Your answer should be a single number: the count of lines that include "here".

→ Provided records:
+ + + + + + +

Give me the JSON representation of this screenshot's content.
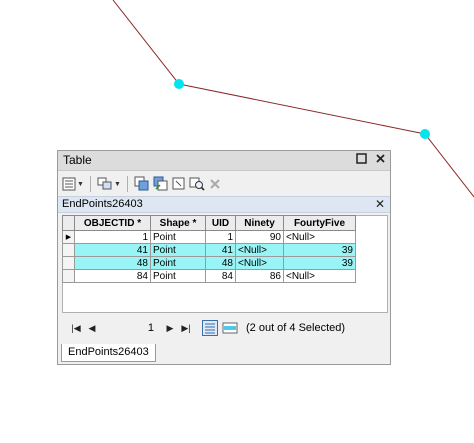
{
  "window": {
    "title": "Table",
    "table_tab": "EndPoints26403",
    "bottom_tab": "EndPoints26403"
  },
  "table": {
    "columns": [
      "OBJECTID *",
      "Shape *",
      "UID",
      "Ninety",
      "FourtyFive"
    ],
    "rows": [
      {
        "objectid": "1",
        "shape": "Point",
        "uid": "1",
        "ninety": "90",
        "fourtyfive": "<Null>",
        "selected": false,
        "current": true
      },
      {
        "objectid": "41",
        "shape": "Point",
        "uid": "41",
        "ninety": "<Null>",
        "fourtyfive": "39",
        "selected": true,
        "current": false
      },
      {
        "objectid": "48",
        "shape": "Point",
        "uid": "48",
        "ninety": "<Null>",
        "fourtyfive": "39",
        "selected": true,
        "current": false
      },
      {
        "objectid": "84",
        "shape": "Point",
        "uid": "84",
        "ninety": "86",
        "fourtyfive": "<Null>",
        "selected": false,
        "current": false
      }
    ]
  },
  "nav": {
    "record": "1",
    "status": "(2 out of 4 Selected)"
  },
  "colors": {
    "selection": "#99f5f5",
    "point": "#00e5ee",
    "line": "#8b2a2a"
  },
  "icons": [
    "table-options-icon",
    "related-tables-icon",
    "select-by-attributes-icon",
    "switch-selection-icon",
    "clear-selection-icon",
    "zoom-to-selected-icon",
    "delete-selected-icon",
    "first-record-icon",
    "previous-record-icon",
    "next-record-icon",
    "last-record-icon",
    "show-all-records-icon",
    "show-selected-records-icon"
  ]
}
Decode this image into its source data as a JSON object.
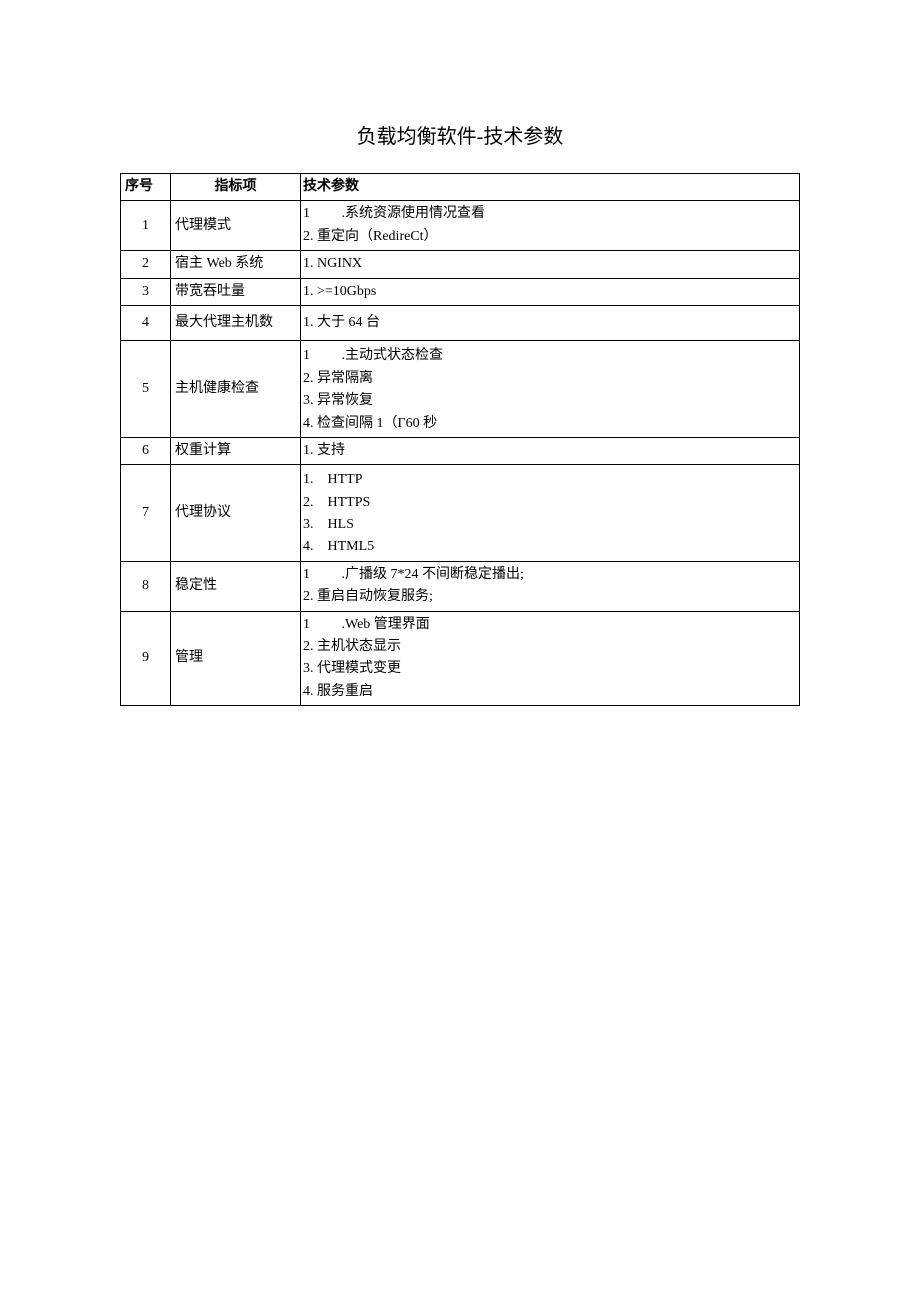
{
  "title": "负载均衡软件-技术参数",
  "headers": {
    "seq": "序号",
    "item": "指标项",
    "param": "技术参数"
  },
  "rows": [
    {
      "seq": "1",
      "item": "代理模式",
      "params": [
        "1   .系统资源使用情况查看",
        "2. 重定向（RedireCt）"
      ]
    },
    {
      "seq": "2",
      "item": "宿主 Web 系统",
      "params": [
        "1. NGINX"
      ]
    },
    {
      "seq": "3",
      "item": "带宽吞吐量",
      "params": [
        "1. >=10Gbps"
      ]
    },
    {
      "seq": "4",
      "item": "最大代理主机数",
      "params": [
        "1. 大于 64 台"
      ]
    },
    {
      "seq": "5",
      "item": "主机健康检查",
      "params": [
        "1   .主动式状态检查",
        "2. 异常隔离",
        "3. 异常恢复",
        "4. 检查间隔 1（Γ60 秒"
      ]
    },
    {
      "seq": "6",
      "item": "权重计算",
      "params": [
        "1. 支持"
      ]
    },
    {
      "seq": "7",
      "item": "代理协议",
      "params": [
        "1. HTTP",
        "2. HTTPS",
        "3. HLS",
        "4. HTML5"
      ]
    },
    {
      "seq": "8",
      "item": "稳定性",
      "params": [
        "1   .广播级 7*24 不间断稳定播出;",
        "2. 重启自动恢复服务;"
      ]
    },
    {
      "seq": "9",
      "item": "管理",
      "params": [
        "1   .Web 管理界面",
        "2. 主机状态显示",
        "3. 代理模式变更",
        "4. 服务重启"
      ]
    }
  ]
}
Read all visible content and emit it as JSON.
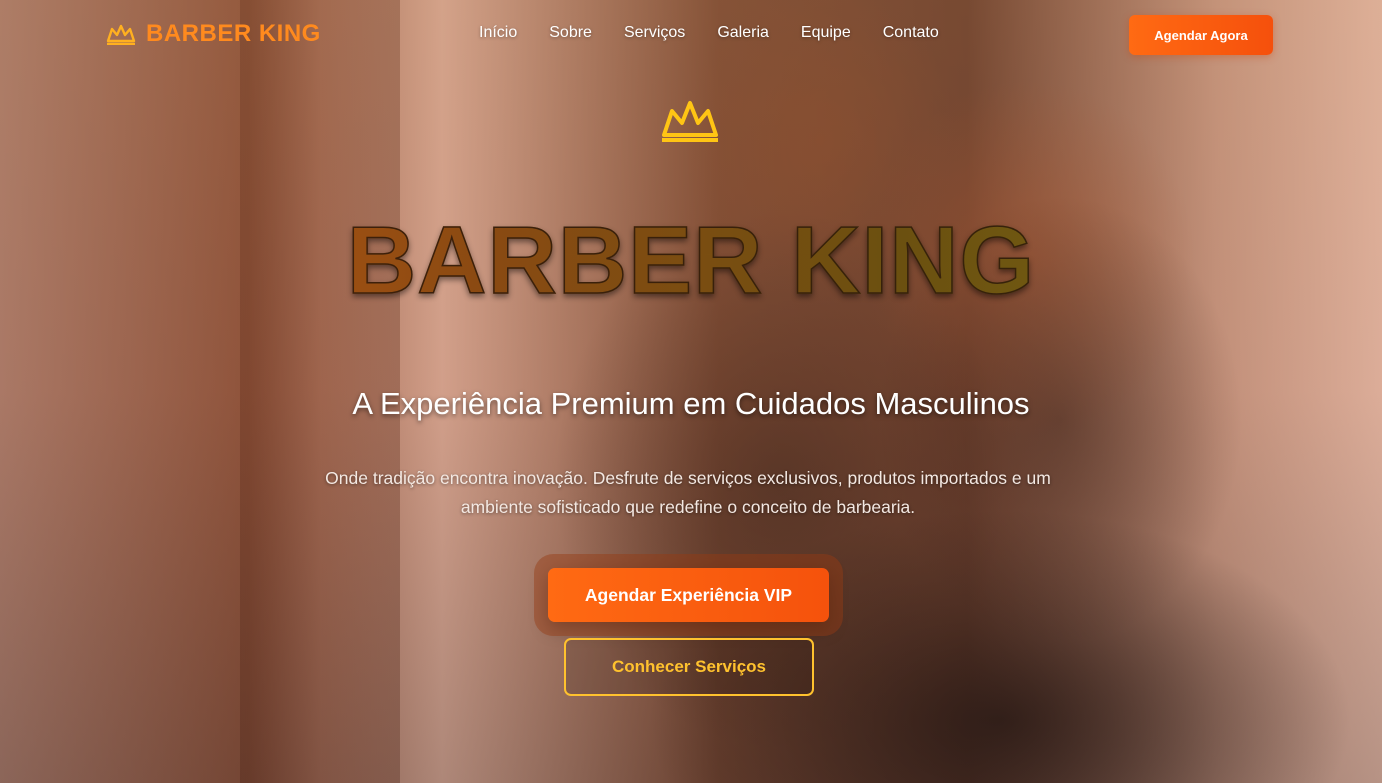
{
  "brand": {
    "name": "BARBER KING",
    "logo_icon": "crown-icon",
    "accent_color": "#ff8a1e",
    "secondary_color": "#ffc22e"
  },
  "nav": {
    "items": [
      {
        "label": "Início"
      },
      {
        "label": "Sobre"
      },
      {
        "label": "Serviços"
      },
      {
        "label": "Galeria"
      },
      {
        "label": "Equipe"
      },
      {
        "label": "Contato"
      }
    ],
    "cta_label": "Agendar Agora"
  },
  "hero": {
    "icon": "crown-icon",
    "title": "BARBER KING",
    "subtitle": "A Experiência Premium em Cuidados Masculinos",
    "description": "Onde tradição encontra inovação. Desfrute de serviços exclusivos, produtos importados e um ambiente sofisticado que redefine o conceito de barbearia.",
    "primary_button": "Agendar Experiência VIP",
    "secondary_button": "Conhecer Serviços"
  }
}
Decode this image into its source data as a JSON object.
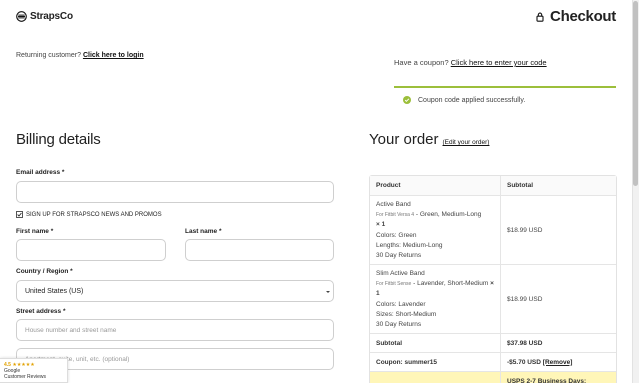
{
  "brand": {
    "name": "StrapsCo"
  },
  "header": {
    "title": "Checkout",
    "icon": "lock-icon"
  },
  "returning": {
    "prompt": "Returning customer?",
    "link": "Click here to login"
  },
  "coupon": {
    "prompt": "Have a coupon?",
    "link": "Click here to enter your code",
    "success": "Coupon code applied successfully.",
    "accent": "#9cbf3b"
  },
  "billing": {
    "title": "Billing details",
    "email_label": "Email address",
    "email_value": "",
    "newsletter_label": "SIGN UP FOR STRAPSCO NEWS AND PROMOS",
    "first_name_label": "First name",
    "last_name_label": "Last name",
    "country_label": "Country / Region",
    "country_value": "United States (US)",
    "street_label": "Street address",
    "street_placeholder": "House number and street name",
    "apt_placeholder": "Apartment, suite, unit, etc. (optional)",
    "required_mark": "*"
  },
  "order": {
    "title": "Your order",
    "edit_link": "(Edit your order)",
    "col_product": "Product",
    "col_subtotal": "Subtotal",
    "items": [
      {
        "name": "Active Band",
        "compat": "For Fitbit Versa 4",
        "variant": " - Green, Medium-Long",
        "qty": "× 1",
        "line1": "Colors: Green",
        "line2": "Lengths: Medium-Long",
        "line3": "30 Day Returns",
        "price": "$18.99 USD"
      },
      {
        "name": "Slim Active Band",
        "compat": "For Fitbit Sense",
        "variant": " - Lavender, Short-Medium",
        "qty": "× 1",
        "line1": "Colors: Lavender",
        "line2": "Sizes: Short-Medium",
        "line3": "30 Day Returns",
        "price": "$18.99 USD"
      }
    ],
    "subtotal_label": "Subtotal",
    "subtotal_value": "$37.98 USD",
    "coupon_label": "Coupon: summer15",
    "coupon_value": "-$5.70 USD",
    "remove_label": "[Remove]",
    "shipping_text": "USPS 2-7 Business Days:",
    "shipping_color": "#fff6b8"
  },
  "reviews": {
    "rating": "4.5 ★★★★★",
    "line1": "Google",
    "line2": "Customer Reviews"
  }
}
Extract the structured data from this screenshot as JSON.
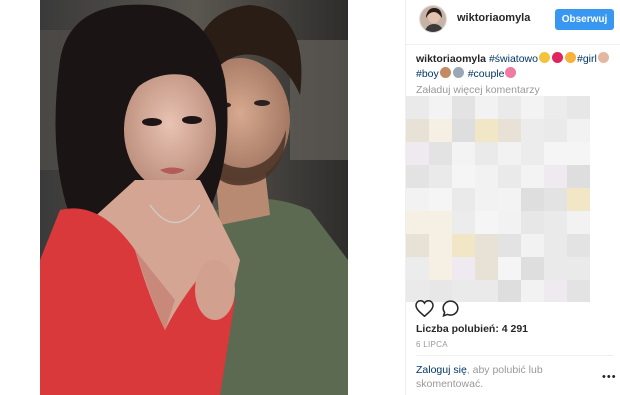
{
  "header": {
    "username": "wiktoriaomyla",
    "follow_label": "Obserwuj"
  },
  "caption": {
    "username": "wiktoriaomyla",
    "tag1": "#światowo",
    "tag2": "#girl",
    "tag3": "#boy",
    "tag4": "#couple"
  },
  "comments": {
    "load_more": "Załaduj więcej komentarzy"
  },
  "actions": {
    "like_icon": "heart-icon",
    "comment_icon": "comment-icon",
    "likes_text": "Liczba polubień: 4 291",
    "date": "6 LIPCA"
  },
  "login": {
    "link": "Zaloguj się",
    "text": ", aby polubić lub skomentować.",
    "more_icon": "more-options-icon"
  },
  "colors": {
    "accent": "#3897f0",
    "link": "#003569",
    "muted": "#999999"
  }
}
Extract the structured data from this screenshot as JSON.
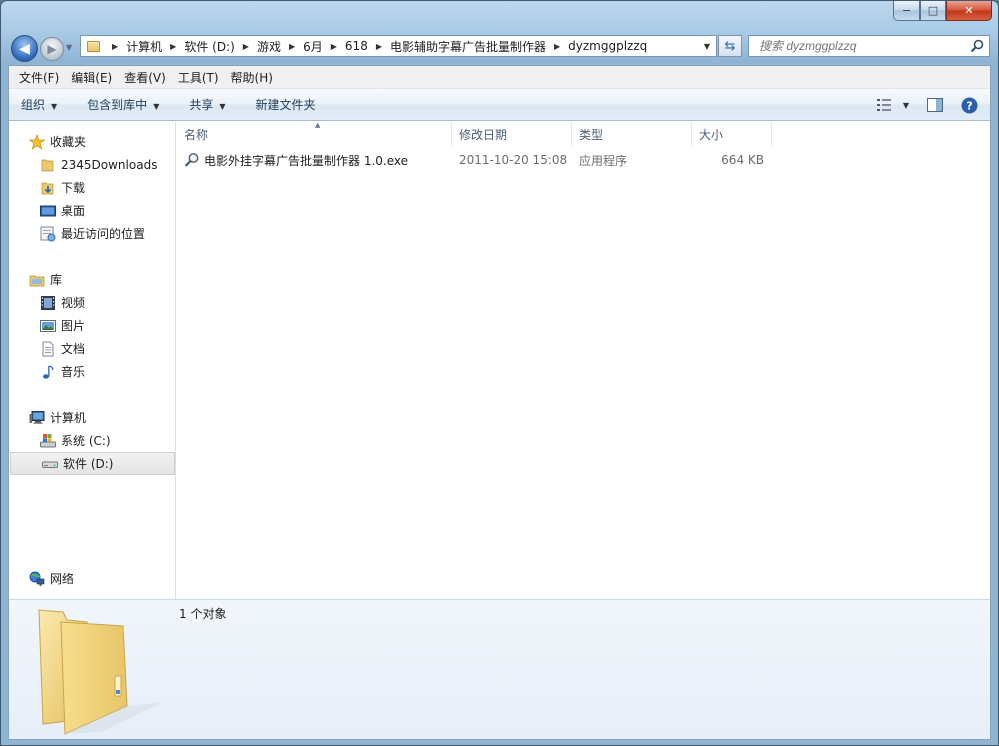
{
  "window": {
    "caption_buttons": {
      "minimize": "−",
      "maximize": "□",
      "close": "✕"
    }
  },
  "nav": {
    "back_glyph": "◀",
    "forward_glyph": "▶",
    "breadcrumbs": [
      "计算机",
      "软件 (D:)",
      "游戏",
      "6月",
      "618",
      "电影辅助字幕广告批量制作器",
      "dyzmggplzzq"
    ],
    "search_placeholder": "搜索 dyzmggplzzq"
  },
  "menubar": {
    "file": "文件(F)",
    "edit": "编辑(E)",
    "view": "查看(V)",
    "tools": "工具(T)",
    "help": "帮助(H)"
  },
  "toolbar": {
    "organize": "组织",
    "include_in_library": "包含到库中",
    "share": "共享",
    "new_folder": "新建文件夹"
  },
  "sidebar": {
    "favorites": {
      "label": "收藏夹",
      "items": [
        "2345Downloads",
        "下载",
        "桌面",
        "最近访问的位置"
      ]
    },
    "libraries": {
      "label": "库",
      "items": [
        "视频",
        "图片",
        "文档",
        "音乐"
      ]
    },
    "computer": {
      "label": "计算机",
      "items": [
        "系统 (C:)",
        "软件 (D:)"
      ],
      "selected": "软件 (D:)"
    },
    "network": {
      "label": "网络"
    }
  },
  "columns": {
    "name": "名称",
    "modified": "修改日期",
    "type": "类型",
    "size": "大小"
  },
  "files": [
    {
      "name": "电影外挂字幕广告批量制作器 1.0.exe",
      "modified": "2011-10-20 15:08",
      "type": "应用程序",
      "size": "664 KB"
    }
  ],
  "details": {
    "count": "1 个对象"
  },
  "colors": {
    "accent": "#2b66b8",
    "folder": "#e8c96c"
  }
}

+ + + + + + +

→ The output: 2